**Task prompt:** Each line that includes the string "value" counts once; give the total and nothing else.

Start Records to use

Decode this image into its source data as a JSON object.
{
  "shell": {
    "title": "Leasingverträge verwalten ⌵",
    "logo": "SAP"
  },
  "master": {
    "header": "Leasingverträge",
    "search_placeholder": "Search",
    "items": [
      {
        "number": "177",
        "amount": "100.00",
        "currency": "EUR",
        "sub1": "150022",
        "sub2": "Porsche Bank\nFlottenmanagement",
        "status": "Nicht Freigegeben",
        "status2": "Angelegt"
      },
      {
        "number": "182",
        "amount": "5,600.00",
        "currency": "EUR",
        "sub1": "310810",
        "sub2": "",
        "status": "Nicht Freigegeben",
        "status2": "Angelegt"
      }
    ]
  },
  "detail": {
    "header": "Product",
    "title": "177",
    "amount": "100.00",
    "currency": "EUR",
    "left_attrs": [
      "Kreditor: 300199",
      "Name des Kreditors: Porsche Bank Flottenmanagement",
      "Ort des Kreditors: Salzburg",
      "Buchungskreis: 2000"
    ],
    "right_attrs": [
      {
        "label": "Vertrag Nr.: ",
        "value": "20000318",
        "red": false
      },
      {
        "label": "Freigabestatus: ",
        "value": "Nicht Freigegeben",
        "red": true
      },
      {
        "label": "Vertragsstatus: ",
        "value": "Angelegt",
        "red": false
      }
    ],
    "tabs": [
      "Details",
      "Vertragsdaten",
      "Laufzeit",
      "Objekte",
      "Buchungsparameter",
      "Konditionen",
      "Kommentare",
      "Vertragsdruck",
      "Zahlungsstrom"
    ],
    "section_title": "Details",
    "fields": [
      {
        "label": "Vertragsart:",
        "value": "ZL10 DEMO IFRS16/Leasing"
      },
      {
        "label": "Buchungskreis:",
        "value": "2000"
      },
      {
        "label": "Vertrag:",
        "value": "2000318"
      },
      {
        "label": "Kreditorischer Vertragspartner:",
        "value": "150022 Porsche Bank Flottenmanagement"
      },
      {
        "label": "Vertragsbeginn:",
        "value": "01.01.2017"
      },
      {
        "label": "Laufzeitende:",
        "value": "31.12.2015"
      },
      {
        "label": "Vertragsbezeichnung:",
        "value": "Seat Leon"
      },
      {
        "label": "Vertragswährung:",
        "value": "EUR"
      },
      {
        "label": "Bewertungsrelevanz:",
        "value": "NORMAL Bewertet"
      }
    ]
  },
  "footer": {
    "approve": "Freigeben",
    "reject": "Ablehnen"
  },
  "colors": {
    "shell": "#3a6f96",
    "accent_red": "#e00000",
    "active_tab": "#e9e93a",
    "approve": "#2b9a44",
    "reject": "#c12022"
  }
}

End Records to use

**Final result:** 12